=== STORED ROWS ===

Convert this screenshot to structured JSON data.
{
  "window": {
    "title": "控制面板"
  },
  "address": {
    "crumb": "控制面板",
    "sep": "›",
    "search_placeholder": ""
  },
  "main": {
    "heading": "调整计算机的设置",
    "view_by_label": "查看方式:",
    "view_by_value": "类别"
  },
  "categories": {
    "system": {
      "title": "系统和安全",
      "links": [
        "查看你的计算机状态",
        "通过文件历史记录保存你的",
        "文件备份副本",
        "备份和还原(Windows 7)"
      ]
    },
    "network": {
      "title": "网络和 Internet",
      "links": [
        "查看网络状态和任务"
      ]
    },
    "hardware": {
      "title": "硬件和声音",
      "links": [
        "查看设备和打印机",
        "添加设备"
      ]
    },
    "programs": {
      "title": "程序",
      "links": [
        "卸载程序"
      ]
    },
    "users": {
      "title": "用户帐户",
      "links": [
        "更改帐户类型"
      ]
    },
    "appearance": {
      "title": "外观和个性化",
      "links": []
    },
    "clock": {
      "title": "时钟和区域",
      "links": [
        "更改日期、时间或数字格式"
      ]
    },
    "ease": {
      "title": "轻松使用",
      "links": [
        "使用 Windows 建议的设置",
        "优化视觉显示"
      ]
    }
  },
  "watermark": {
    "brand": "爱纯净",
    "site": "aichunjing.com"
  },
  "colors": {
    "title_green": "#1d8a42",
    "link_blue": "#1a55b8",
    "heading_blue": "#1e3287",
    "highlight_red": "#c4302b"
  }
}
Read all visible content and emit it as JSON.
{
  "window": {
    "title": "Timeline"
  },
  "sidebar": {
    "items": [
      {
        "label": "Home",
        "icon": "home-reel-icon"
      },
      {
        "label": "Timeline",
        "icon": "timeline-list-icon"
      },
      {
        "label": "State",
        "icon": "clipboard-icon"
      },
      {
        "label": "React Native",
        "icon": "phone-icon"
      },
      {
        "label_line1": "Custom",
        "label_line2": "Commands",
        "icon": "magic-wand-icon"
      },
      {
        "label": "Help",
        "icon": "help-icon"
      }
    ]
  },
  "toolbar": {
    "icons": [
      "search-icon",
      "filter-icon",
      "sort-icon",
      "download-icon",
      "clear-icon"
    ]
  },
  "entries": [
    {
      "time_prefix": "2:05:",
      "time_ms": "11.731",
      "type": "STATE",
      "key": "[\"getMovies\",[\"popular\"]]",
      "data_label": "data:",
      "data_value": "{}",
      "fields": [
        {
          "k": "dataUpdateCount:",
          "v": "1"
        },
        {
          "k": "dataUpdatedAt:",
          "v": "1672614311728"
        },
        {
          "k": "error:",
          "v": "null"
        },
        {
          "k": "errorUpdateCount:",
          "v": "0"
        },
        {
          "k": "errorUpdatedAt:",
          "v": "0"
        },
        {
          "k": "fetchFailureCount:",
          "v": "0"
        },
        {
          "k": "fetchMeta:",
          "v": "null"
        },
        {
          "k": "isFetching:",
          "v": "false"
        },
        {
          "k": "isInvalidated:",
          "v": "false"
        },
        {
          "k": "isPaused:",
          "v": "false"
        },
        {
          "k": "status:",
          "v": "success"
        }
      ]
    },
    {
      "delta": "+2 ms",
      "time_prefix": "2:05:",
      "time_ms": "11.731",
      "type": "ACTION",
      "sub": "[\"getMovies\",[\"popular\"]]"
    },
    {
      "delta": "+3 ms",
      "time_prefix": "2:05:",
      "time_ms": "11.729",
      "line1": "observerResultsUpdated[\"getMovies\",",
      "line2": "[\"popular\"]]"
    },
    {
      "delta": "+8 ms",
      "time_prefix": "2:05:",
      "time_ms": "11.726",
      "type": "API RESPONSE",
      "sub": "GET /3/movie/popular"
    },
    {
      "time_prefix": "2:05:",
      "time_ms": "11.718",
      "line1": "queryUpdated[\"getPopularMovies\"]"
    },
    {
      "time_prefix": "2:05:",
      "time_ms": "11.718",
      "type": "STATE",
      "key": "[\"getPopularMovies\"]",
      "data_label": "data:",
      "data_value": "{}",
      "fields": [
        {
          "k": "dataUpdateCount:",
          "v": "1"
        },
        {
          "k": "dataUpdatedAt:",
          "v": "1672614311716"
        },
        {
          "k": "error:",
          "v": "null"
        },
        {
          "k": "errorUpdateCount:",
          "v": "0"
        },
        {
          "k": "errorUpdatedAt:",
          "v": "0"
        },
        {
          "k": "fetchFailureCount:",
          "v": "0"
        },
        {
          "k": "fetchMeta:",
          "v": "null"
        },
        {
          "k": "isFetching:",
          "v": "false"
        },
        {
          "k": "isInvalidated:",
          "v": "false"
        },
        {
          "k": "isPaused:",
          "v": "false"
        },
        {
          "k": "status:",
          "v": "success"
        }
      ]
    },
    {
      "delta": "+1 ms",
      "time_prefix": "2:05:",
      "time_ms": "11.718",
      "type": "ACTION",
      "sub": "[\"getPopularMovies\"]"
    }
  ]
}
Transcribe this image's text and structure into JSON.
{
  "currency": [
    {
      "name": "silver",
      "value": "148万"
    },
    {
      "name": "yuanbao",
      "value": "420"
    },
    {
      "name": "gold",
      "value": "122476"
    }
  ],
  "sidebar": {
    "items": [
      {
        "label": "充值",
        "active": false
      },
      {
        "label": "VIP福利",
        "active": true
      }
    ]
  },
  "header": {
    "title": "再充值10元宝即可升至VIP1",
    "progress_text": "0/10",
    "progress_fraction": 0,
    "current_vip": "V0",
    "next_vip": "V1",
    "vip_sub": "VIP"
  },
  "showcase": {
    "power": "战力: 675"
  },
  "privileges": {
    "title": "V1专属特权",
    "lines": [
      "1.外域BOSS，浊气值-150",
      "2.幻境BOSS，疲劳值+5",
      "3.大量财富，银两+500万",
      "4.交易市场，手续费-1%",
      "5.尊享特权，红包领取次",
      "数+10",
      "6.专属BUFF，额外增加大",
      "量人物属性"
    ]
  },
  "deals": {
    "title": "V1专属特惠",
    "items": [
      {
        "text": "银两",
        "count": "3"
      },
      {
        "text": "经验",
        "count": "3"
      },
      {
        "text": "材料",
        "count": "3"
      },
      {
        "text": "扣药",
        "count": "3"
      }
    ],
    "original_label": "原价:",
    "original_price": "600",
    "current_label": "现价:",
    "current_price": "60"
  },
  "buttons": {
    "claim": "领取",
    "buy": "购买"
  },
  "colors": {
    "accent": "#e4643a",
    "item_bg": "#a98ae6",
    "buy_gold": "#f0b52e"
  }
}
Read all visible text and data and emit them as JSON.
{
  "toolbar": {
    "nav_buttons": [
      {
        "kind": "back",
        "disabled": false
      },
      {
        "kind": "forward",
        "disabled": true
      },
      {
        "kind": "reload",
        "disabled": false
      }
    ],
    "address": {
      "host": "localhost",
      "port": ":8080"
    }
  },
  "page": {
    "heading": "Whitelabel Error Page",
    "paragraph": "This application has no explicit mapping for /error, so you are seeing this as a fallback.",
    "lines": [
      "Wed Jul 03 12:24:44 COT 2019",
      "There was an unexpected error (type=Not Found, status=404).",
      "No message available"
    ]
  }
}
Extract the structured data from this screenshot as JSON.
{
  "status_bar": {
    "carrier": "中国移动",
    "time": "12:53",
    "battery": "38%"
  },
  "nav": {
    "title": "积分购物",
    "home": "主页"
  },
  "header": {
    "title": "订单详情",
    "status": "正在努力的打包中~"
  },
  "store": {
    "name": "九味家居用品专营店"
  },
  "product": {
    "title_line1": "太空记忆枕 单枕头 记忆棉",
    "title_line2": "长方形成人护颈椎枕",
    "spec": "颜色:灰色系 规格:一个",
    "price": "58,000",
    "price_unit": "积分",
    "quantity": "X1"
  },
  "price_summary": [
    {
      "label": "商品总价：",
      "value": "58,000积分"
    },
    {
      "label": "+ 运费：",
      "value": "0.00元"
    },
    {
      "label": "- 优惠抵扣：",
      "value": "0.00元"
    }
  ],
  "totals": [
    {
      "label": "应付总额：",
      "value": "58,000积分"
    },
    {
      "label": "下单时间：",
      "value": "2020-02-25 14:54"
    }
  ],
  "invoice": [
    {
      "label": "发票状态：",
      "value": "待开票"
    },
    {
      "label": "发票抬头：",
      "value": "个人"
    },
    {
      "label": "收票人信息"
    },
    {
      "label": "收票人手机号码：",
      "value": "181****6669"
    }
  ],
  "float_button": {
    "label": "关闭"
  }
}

===

In the entries above, locate every line with the word "structured" and copy it.

■ THE SOLUTION ■
Convert this screenshot to structured JSON data.
Extract the structured data from this screenshot as JSON.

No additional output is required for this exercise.